In the deadlift text below, which body areas does the deadlift strengthen?

──────── Text segment

For men, if you want to get bigger and stronger then the deadlift helps with that as well. Low number of reps done at or near maximum capacity with the deadlift is a sure way of making gains in all of your lifts. Because it’s a full body exercise, once you’ve gotten to your desired level of strength, it would just be a matter of shifting the focus to an exercise that targets a specific area. A personal example would be my upright rows. I started off barely being able to do a complete set with 15 kilos, and I stopped because I got caught up with my deadlifts. Months pass, I give the upright row another shot and in three workout sessions I’m doing 32 kilos easy.
Finally, for all of you jiu-jitsu practitioners out there, of all the exercises to choose from the deadlift is hands down one of the better ones – if not the best – out there that carries over to jiu-jitsu in functional strength. It strengthens your legs (the hamstrings in particular), hips, core, posture and grips. Everything that gets worked in jiu-jitsu gets worked by the deadlift. What more could you ask for? Oh, and one more thing I should point out is that, in this case, getting bigger and stronger will not slow you down. Not with this exercise. According to Eric Cressey in his Defending the Deadlift interview:
Deadlifts are quite possibly the best exercise for enhancing the rate of force development (RFD), also known as explosive strength.
One of the key things to remember when performing the deadlift is that lifting the weight should be done with an explosive driving motion. Slow and easy is the wrong way of going at it.

────────────────
──────── Study material

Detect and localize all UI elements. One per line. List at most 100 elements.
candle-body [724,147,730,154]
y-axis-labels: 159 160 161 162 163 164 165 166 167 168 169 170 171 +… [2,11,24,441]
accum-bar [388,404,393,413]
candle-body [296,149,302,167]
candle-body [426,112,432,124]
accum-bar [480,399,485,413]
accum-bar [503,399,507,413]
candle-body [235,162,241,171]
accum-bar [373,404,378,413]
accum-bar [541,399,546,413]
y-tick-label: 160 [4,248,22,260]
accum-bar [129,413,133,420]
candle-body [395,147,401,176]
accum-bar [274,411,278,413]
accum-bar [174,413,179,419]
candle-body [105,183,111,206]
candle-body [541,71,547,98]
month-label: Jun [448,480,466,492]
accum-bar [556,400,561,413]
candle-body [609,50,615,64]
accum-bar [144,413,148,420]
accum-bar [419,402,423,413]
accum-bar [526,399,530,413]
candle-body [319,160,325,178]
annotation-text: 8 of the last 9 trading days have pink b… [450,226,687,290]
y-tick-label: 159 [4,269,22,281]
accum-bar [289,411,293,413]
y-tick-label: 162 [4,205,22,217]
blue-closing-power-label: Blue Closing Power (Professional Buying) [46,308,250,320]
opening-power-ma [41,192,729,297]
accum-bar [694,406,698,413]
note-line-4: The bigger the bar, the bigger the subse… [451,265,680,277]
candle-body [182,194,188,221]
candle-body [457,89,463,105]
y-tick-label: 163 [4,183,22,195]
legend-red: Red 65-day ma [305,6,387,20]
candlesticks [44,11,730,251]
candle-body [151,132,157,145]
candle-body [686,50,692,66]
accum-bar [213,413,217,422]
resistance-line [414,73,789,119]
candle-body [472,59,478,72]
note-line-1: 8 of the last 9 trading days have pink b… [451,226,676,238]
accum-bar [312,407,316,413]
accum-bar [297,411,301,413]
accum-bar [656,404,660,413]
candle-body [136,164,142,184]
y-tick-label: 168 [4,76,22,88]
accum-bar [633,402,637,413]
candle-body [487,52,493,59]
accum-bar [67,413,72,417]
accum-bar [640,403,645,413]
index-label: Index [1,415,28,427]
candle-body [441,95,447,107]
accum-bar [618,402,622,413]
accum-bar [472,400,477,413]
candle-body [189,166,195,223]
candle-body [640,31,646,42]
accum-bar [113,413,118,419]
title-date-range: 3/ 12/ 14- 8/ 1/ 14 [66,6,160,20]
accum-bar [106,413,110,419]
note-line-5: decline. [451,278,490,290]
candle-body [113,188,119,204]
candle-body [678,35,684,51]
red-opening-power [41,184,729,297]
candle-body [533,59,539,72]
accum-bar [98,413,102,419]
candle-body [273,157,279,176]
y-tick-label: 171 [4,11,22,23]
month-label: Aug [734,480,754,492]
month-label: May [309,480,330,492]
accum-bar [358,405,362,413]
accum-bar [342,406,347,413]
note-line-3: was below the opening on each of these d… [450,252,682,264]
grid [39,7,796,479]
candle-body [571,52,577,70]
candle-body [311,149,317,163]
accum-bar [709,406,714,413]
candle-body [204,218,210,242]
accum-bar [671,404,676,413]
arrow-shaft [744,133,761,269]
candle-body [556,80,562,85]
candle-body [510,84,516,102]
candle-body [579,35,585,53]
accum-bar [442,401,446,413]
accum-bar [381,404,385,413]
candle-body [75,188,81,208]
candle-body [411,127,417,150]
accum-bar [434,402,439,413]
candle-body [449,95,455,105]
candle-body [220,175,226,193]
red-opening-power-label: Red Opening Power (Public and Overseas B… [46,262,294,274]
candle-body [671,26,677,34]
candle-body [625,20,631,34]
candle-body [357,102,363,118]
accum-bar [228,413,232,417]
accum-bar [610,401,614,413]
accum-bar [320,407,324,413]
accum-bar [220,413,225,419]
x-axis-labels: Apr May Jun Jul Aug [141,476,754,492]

────────────────

### Finished exercise
Legs (hamstrings in particular), hips, core, posture and grips.